● WORK TO DO:
(a) According to the WarpGBM project description, how much faster is WarpGBM's training than LightGBM's in the initial tests?
(b) Write the next part of the WarpGBM project description, continuing after its final sentence.

● READING PASSAGE:
##########

A fast GPU-accelerated Gradient Boosted Decision Tree library with PyTorch + CUDA

Project description

warpgbm

WarpGBM

WarpGBM is a high-performance, GPU-accelerated Gradient Boosted Decision Tree (GBDT) library built with PyTorch and CUDA. It offers blazing-fast histogram-based training and efficient prediction, with compatibility for research and production workflows.

Features

GPU-accelerated training and histogram construction using custom CUDA kernels
Drop-in scikit-learn style interface
Supports pre-binned data or automatic quantile binning
Simple install with pip

Performance Note

In our initial tests on an NVIDIA 3090 (local) and A100 (Google Colab Pro), WarpGBM achieves 14x to 20x faster training times compared to LightGBM using default configurations. It also consumes significantly less RAM and CPU. These early results hint at more thorough benchmarking to come.

Installation

Recommended (GitHub, always latest):

pip install git+https://github.com/jefferythewind/warpgbm.git

This installs the latest version directly from GitHub and compiles CUDA extensions on your machine using your local PyTorch and CUDA setup. It's the most reliable method for ensuring compatibility and staying up to date with the latest features.

##########

● SUPPLIED RECORDS:
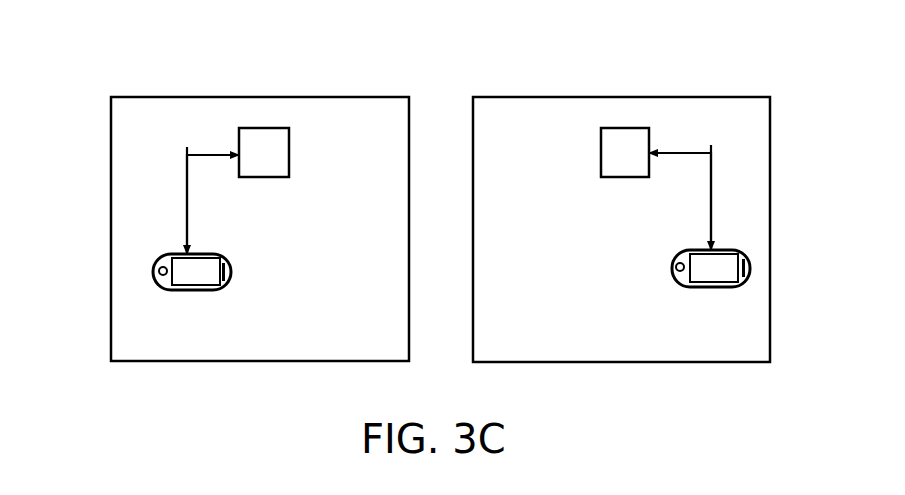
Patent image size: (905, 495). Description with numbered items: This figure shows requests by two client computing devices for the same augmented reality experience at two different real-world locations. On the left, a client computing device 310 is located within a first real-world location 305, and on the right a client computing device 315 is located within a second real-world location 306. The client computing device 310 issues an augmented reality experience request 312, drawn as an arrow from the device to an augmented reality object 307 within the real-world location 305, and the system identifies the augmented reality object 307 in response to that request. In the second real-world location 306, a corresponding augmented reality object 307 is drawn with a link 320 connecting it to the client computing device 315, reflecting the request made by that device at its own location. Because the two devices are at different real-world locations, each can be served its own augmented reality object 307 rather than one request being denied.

The real-world location 305 is at (137, 96).
The real-world location 306 is at (498, 96).
The augmented reality object 307 is at (266, 128).
The augmented reality experience request 312 is at (187, 203).
The communication link from hub to device 320 is at (711, 193).
The client computing device 310 is at (160, 287).
The client computing device 315 is at (750, 269).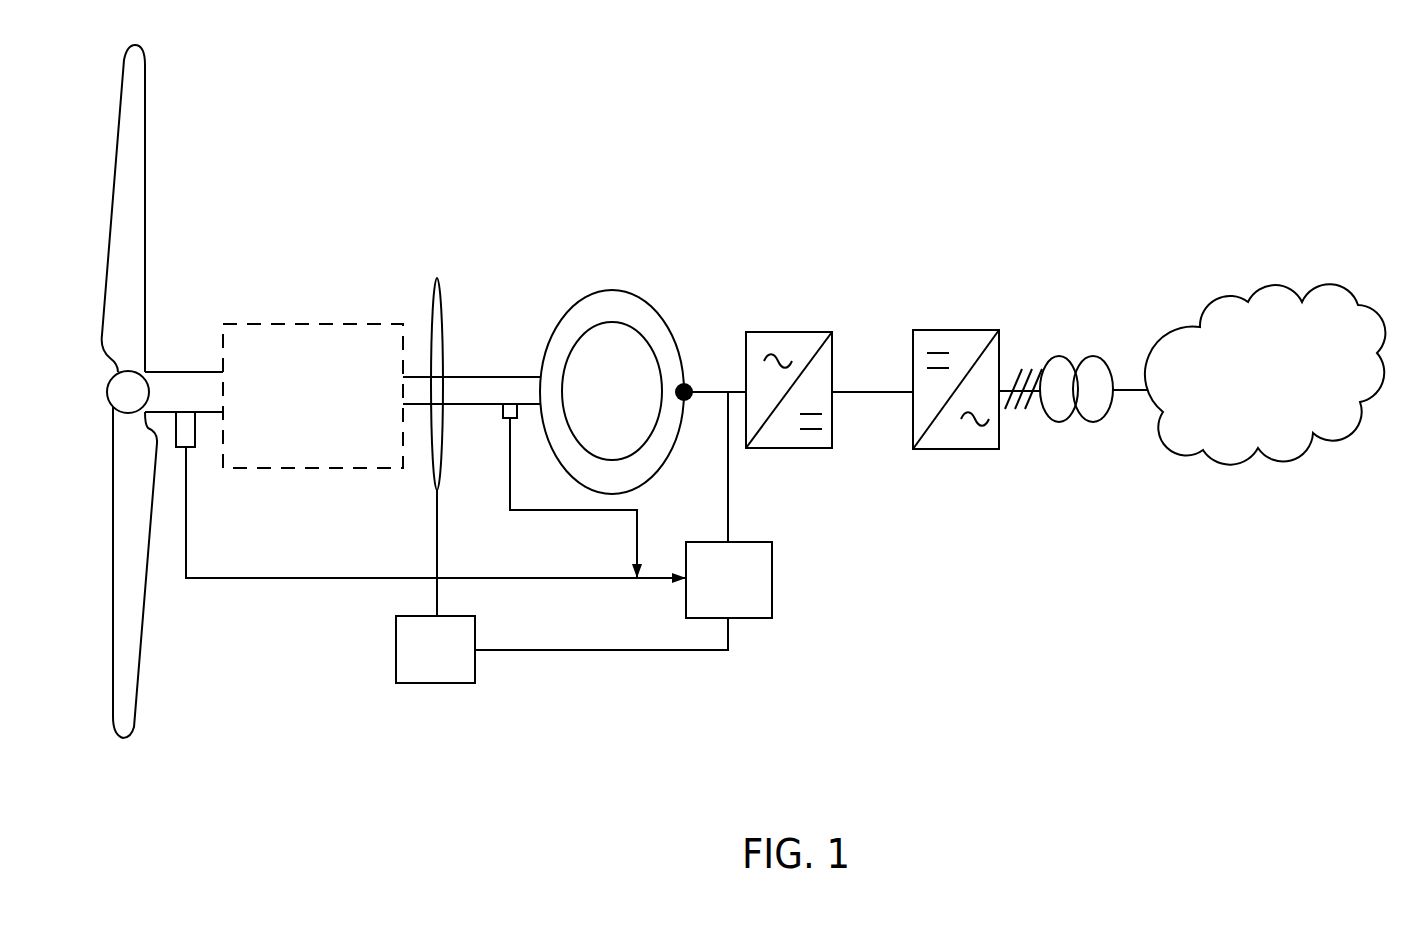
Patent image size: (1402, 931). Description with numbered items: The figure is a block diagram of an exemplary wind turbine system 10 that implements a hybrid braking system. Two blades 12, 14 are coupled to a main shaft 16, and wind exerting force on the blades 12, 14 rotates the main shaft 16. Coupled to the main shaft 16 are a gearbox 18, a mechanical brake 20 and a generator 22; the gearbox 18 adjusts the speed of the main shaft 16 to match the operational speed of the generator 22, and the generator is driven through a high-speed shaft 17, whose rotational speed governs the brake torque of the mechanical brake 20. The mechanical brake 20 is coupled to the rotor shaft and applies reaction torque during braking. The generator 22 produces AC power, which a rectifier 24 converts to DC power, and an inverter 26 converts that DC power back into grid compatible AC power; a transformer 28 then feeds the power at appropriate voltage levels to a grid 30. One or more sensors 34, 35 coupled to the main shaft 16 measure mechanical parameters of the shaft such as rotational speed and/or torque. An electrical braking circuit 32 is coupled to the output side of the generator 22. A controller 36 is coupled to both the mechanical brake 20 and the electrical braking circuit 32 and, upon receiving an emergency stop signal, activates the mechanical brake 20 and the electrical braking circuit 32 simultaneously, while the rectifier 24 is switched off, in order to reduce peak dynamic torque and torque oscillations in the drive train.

The wind turbine system 10 is at (1133, 120).
The blade 12 is at (145, 102).
The blade 14 is at (140, 680).
The main shaft 16 is at (167, 372).
The high-speed shaft 17 is at (467, 375).
The gearbox 18 is at (293, 323).
The mechanical brake 20 is at (437, 277).
The generator 22 is at (637, 292).
The rectifier 24 is at (773, 332).
The inverter 26 is at (957, 330).
The transformer 28 is at (1093, 357).
The grid 30 is at (1275, 288).
The electrical braking circuit 32 is at (772, 578).
The sensor 34 is at (185, 450).
The sensor 35 is at (515, 403).
The controller 36 is at (396, 668).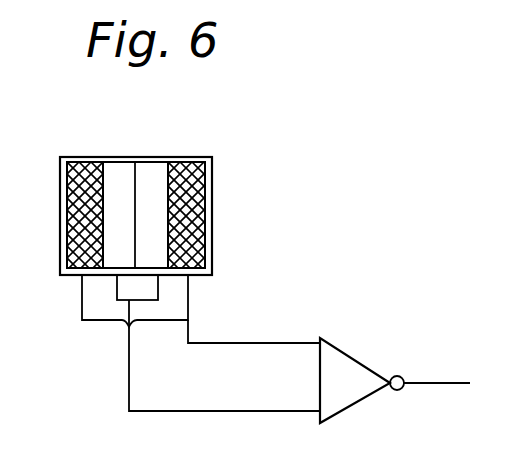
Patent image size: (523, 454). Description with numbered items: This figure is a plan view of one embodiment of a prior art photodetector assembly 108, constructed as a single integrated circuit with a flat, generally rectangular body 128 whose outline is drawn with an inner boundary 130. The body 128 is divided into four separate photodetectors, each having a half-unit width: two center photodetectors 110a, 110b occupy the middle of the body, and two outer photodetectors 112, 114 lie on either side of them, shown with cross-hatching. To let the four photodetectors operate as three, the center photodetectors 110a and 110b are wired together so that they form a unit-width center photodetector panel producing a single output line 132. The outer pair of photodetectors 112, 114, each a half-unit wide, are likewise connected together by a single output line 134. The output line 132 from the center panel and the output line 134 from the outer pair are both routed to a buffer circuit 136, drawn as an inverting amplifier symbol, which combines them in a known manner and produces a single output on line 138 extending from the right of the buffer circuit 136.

The sensor assembly 108 is at (222, 166).
The body 128 is at (97, 152).
The casing wall 130 is at (160, 154).
The photodetector 112 is at (77, 213).
The photodetector 114 is at (197, 213).
The center photodetector 110a is at (160, 175).
The center photodetector 110b is at (118, 170).
The output line 132 is at (128, 381).
The output line 134 is at (195, 340).
The buffer circuit 136 is at (337, 360).
The line 138 is at (443, 382).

##########

● RESULTS OF THE EXERCISE:
(a) 14x to 20x faster training times than LightGBM using default configurations.

(b)
Alternatively (PyPI, stable releases):

pip install warpgbm

This installs from PyPI and also compiles CUDA code locally during installation. This method works well if your environment already has PyTorch with GPU support installed and configured.

Tip:
If you encounter an error related to mismatched or missing CUDA versions, try installing with the following flag:
pip install warpgbm --no-build-isolation

Windows

Thank you, ShatteredX, for providing working instructions for a Windows installation.

git clone https://github.com/jefferythewind/warpgbm.git
cd warpgbm
python setup.py bdist_wheel
pip install .\dist\warpgbm-0.1.15-cp310-cp310-win_amd64.whl

Before either method, make sure you’ve installed PyTorch with GPU support:
https://pytorch.org/get-started/locally/

Example

import numpy as np
from sklearn.datasets import make_regression
from time import time
import lightgbm as lgb
from warpgbm import WarpGBM

# Create synthetic regression dataset
X, y = make_regression(n_samples=100_000, n_features=500, noise=0.1, random_state=42)
X = X.astype(np.float32)
y = y.astype(np.float32)

# Train LightGBM
start = time()
lgb_model = lgb.LGBMRegressor(max_depth=5, n_estimators=100, learning_rate=0.01, max_bin=7)
lgb_model.fit(X, y)
lgb_time = time() - start
lgb_preds = lgb_model.predict(X)

# Train WarpGBM
start = time()
wgbm_model = WarpGBM(max_depth=5, n_estimators=100, learning_rate=0.01, num_bins=7)
wgbm_model.fit(X, y)
wgbm_time = time() - start
wgbm_preds = wgbm_model.predict(X)

# Results
print(f"LightGBM:   corr = {np.corrcoef(lgb_preds, y)[0,1]:.4f}, time = {lgb_time:.2f}s")
print(f"WarpGBM:     corr = {np.corrcoef(wgbm_preds, y)[0,1]:.4f}, time = {wgbm_time:.2f}s")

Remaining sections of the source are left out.